To do — Skip the pictures. Reproduce all other material exactly.

Task inputs —
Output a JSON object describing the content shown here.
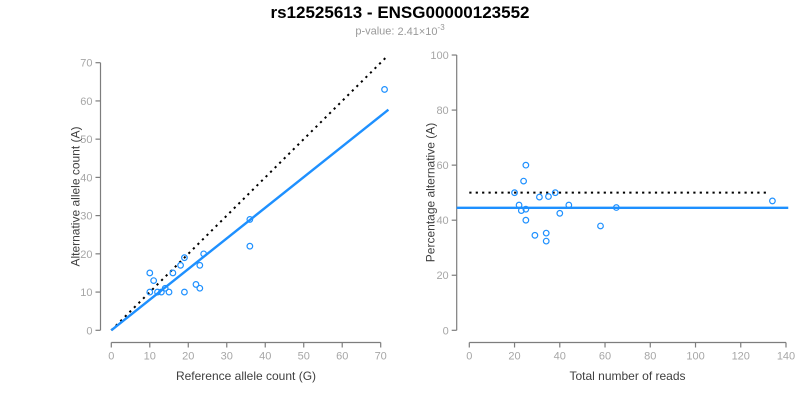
{
  "header": {
    "title": "rs12525613 - ENSG00000123552",
    "subtitle_label": "p-value:",
    "subtitle_value_base": "2.41×10",
    "subtitle_value_exponent": "-3"
  },
  "colors": {
    "accent": "#1E90FF",
    "dotted_line": "#000000",
    "axis": "#7d7d7d",
    "tick_label": "#a6a6a6",
    "axis_title": "#404040",
    "subtitle": "#999999"
  },
  "chart_data": [
    {
      "type": "scatter",
      "name": "allele-counts",
      "xlabel": "Reference allele count (G)",
      "ylabel": "Alternative allele count (A)",
      "xlim": [
        0,
        70
      ],
      "ylim": [
        0,
        70
      ],
      "xticks": [
        0,
        10,
        20,
        30,
        40,
        50,
        60,
        70
      ],
      "yticks": [
        0,
        10,
        20,
        30,
        40,
        50,
        60,
        70
      ],
      "grid": false,
      "legend": "none",
      "points": [
        [
          10,
          10
        ],
        [
          10,
          15
        ],
        [
          11,
          13
        ],
        [
          12,
          10
        ],
        [
          13,
          10
        ],
        [
          14,
          11
        ],
        [
          15,
          10
        ],
        [
          16,
          15
        ],
        [
          18,
          17
        ],
        [
          19,
          10
        ],
        [
          19,
          19
        ],
        [
          22,
          12
        ],
        [
          23,
          11
        ],
        [
          23,
          17
        ],
        [
          24,
          20
        ],
        [
          36,
          22
        ],
        [
          36,
          29
        ],
        [
          71,
          63
        ]
      ],
      "lines": [
        {
          "name": "identity-line",
          "style": "dotted",
          "color": "#000000",
          "from": [
            0,
            0
          ],
          "to": [
            71.5,
            71.5
          ]
        },
        {
          "name": "fit-line",
          "style": "solid",
          "color": "#1E90FF",
          "from": [
            0,
            0
          ],
          "to": [
            72,
            57.7
          ]
        }
      ]
    },
    {
      "type": "scatter",
      "name": "percentage-alternative",
      "xlabel": "Total number of reads",
      "ylabel": "Percentage alternative (A)",
      "xlim": [
        0,
        140
      ],
      "ylim": [
        0,
        100
      ],
      "xticks": [
        0,
        20,
        40,
        60,
        80,
        100,
        120,
        140
      ],
      "yticks": [
        0,
        20,
        40,
        60,
        80,
        100
      ],
      "grid": false,
      "legend": "none",
      "points": [
        [
          20,
          50
        ],
        [
          25,
          60
        ],
        [
          24,
          54.2
        ],
        [
          22,
          45.5
        ],
        [
          23,
          43.5
        ],
        [
          25,
          44
        ],
        [
          25,
          40
        ],
        [
          31,
          48.4
        ],
        [
          35,
          48.6
        ],
        [
          29,
          34.5
        ],
        [
          38,
          50
        ],
        [
          34,
          35.3
        ],
        [
          34,
          32.4
        ],
        [
          40,
          42.5
        ],
        [
          44,
          45.5
        ],
        [
          58,
          37.9
        ],
        [
          65,
          44.6
        ],
        [
          134,
          47
        ]
      ],
      "lines": [
        {
          "name": "expected-50pct-line",
          "style": "dotted",
          "color": "#000000",
          "from": [
            0,
            50
          ],
          "to": [
            131.5,
            50
          ]
        },
        {
          "name": "mean-percentage-line",
          "style": "solid",
          "color": "#1E90FF",
          "from": [
            -5.6,
            44.5
          ],
          "to": [
            141,
            44.5
          ]
        }
      ]
    }
  ]
}
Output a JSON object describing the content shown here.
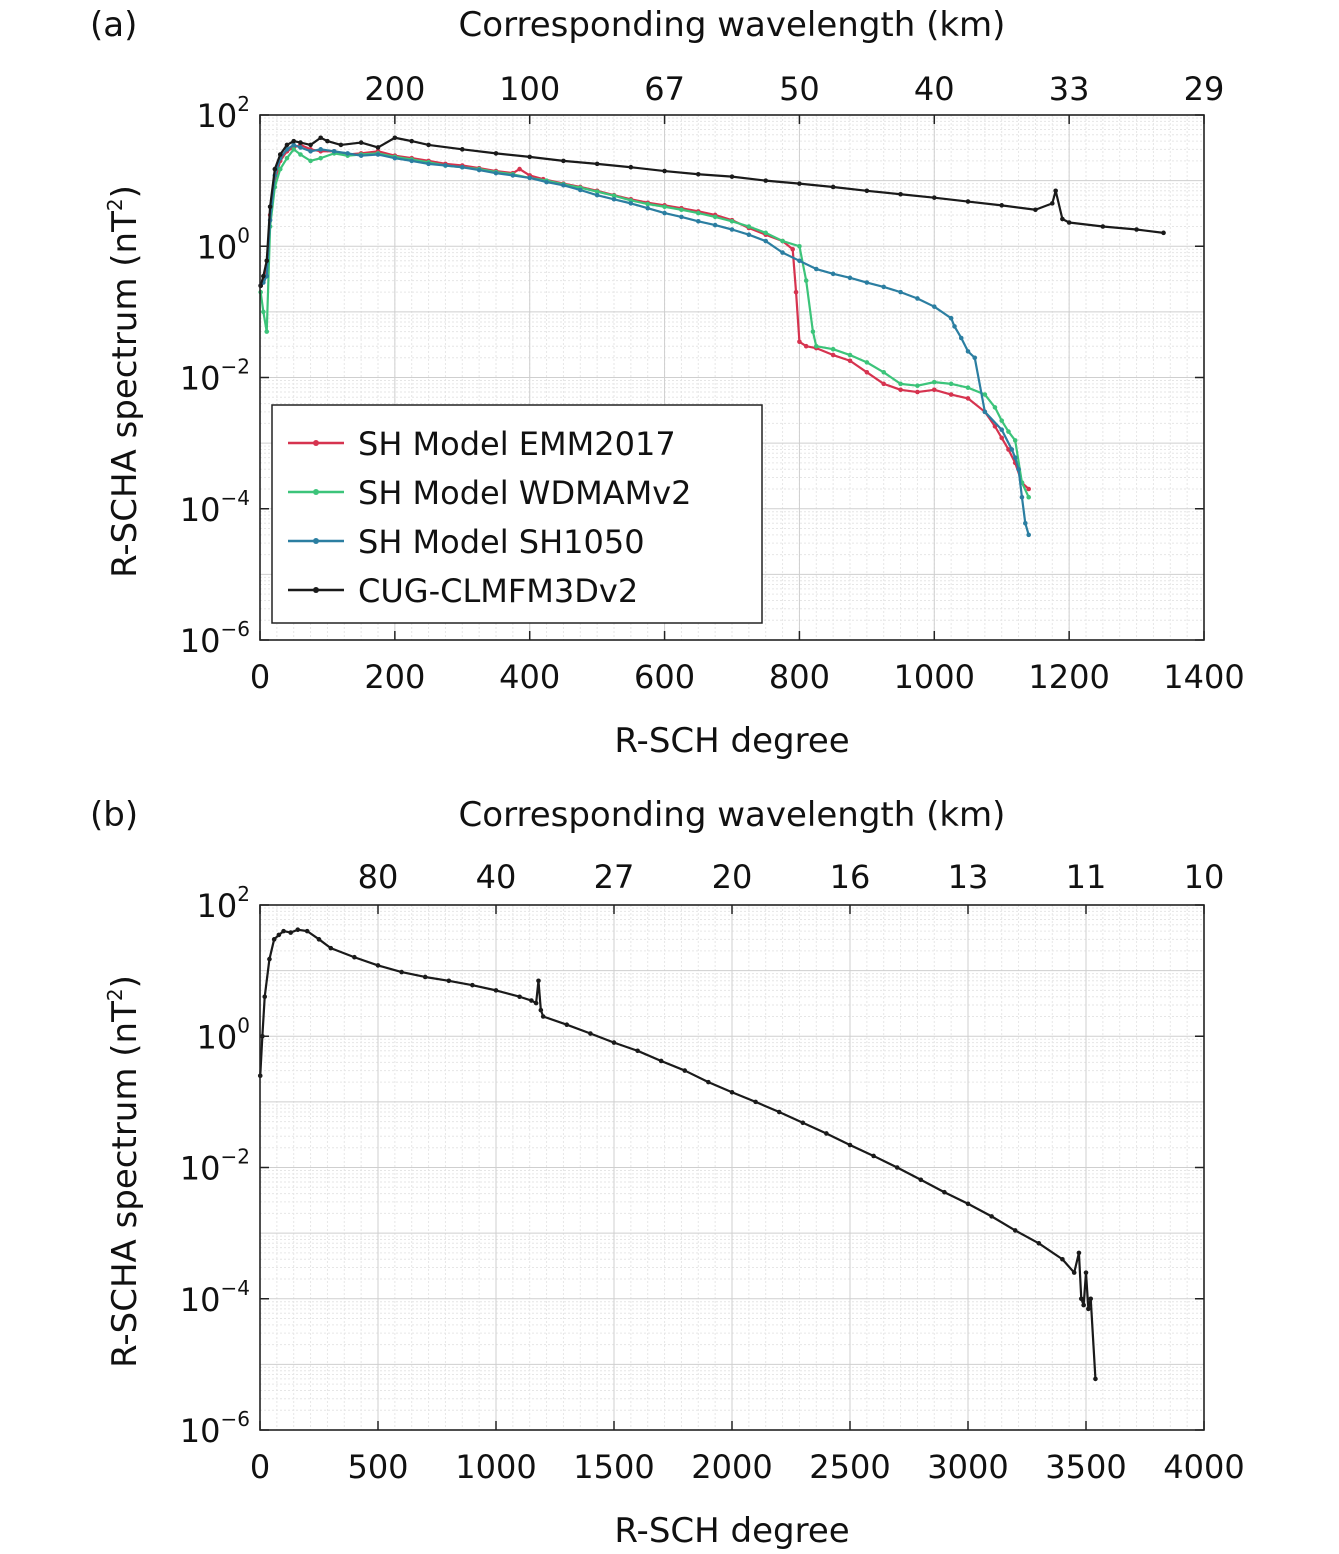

Solution for this task —
Output a JSON object describing the content shown here.
{
  "header": {
    "title": "rs12525613 - ENSG00000123552",
    "subtitle_label": "p-value:",
    "subtitle_value_base": "2.41×10",
    "subtitle_value_exponent": "-3"
  },
  "colors": {
    "accent": "#1E90FF",
    "dotted_line": "#000000",
    "axis": "#7d7d7d",
    "tick_label": "#a6a6a6",
    "axis_title": "#404040",
    "subtitle": "#999999"
  },
  "chart_data": [
    {
      "type": "scatter",
      "name": "allele-counts",
      "xlabel": "Reference allele count (G)",
      "ylabel": "Alternative allele count (A)",
      "xlim": [
        0,
        70
      ],
      "ylim": [
        0,
        70
      ],
      "xticks": [
        0,
        10,
        20,
        30,
        40,
        50,
        60,
        70
      ],
      "yticks": [
        0,
        10,
        20,
        30,
        40,
        50,
        60,
        70
      ],
      "grid": false,
      "legend": "none",
      "points": [
        [
          10,
          10
        ],
        [
          10,
          15
        ],
        [
          11,
          13
        ],
        [
          12,
          10
        ],
        [
          13,
          10
        ],
        [
          14,
          11
        ],
        [
          15,
          10
        ],
        [
          16,
          15
        ],
        [
          18,
          17
        ],
        [
          19,
          10
        ],
        [
          19,
          19
        ],
        [
          22,
          12
        ],
        [
          23,
          11
        ],
        [
          23,
          17
        ],
        [
          24,
          20
        ],
        [
          36,
          22
        ],
        [
          36,
          29
        ],
        [
          71,
          63
        ]
      ],
      "lines": [
        {
          "name": "identity-line",
          "style": "dotted",
          "color": "#000000",
          "from": [
            0,
            0
          ],
          "to": [
            71.5,
            71.5
          ]
        },
        {
          "name": "fit-line",
          "style": "solid",
          "color": "#1E90FF",
          "from": [
            0,
            0
          ],
          "to": [
            72,
            57.7
          ]
        }
      ]
    },
    {
      "type": "scatter",
      "name": "percentage-alternative",
      "xlabel": "Total number of reads",
      "ylabel": "Percentage alternative (A)",
      "xlim": [
        0,
        140
      ],
      "ylim": [
        0,
        100
      ],
      "xticks": [
        0,
        20,
        40,
        60,
        80,
        100,
        120,
        140
      ],
      "yticks": [
        0,
        20,
        40,
        60,
        80,
        100
      ],
      "grid": false,
      "legend": "none",
      "points": [
        [
          20,
          50
        ],
        [
          25,
          60
        ],
        [
          24,
          54.2
        ],
        [
          22,
          45.5
        ],
        [
          23,
          43.5
        ],
        [
          25,
          44
        ],
        [
          25,
          40
        ],
        [
          31,
          48.4
        ],
        [
          35,
          48.6
        ],
        [
          29,
          34.5
        ],
        [
          38,
          50
        ],
        [
          34,
          35.3
        ],
        [
          34,
          32.4
        ],
        [
          40,
          42.5
        ],
        [
          44,
          45.5
        ],
        [
          58,
          37.9
        ],
        [
          65,
          44.6
        ],
        [
          134,
          47
        ]
      ],
      "lines": [
        {
          "name": "expected-50pct-line",
          "style": "dotted",
          "color": "#000000",
          "from": [
            0,
            50
          ],
          "to": [
            131.5,
            50
          ]
        },
        {
          "name": "mean-percentage-line",
          "style": "solid",
          "color": "#1E90FF",
          "from": [
            -5.6,
            44.5
          ],
          "to": [
            141,
            44.5
          ]
        }
      ]
    }
  ]
}
Output a JSON object describing the content shown here.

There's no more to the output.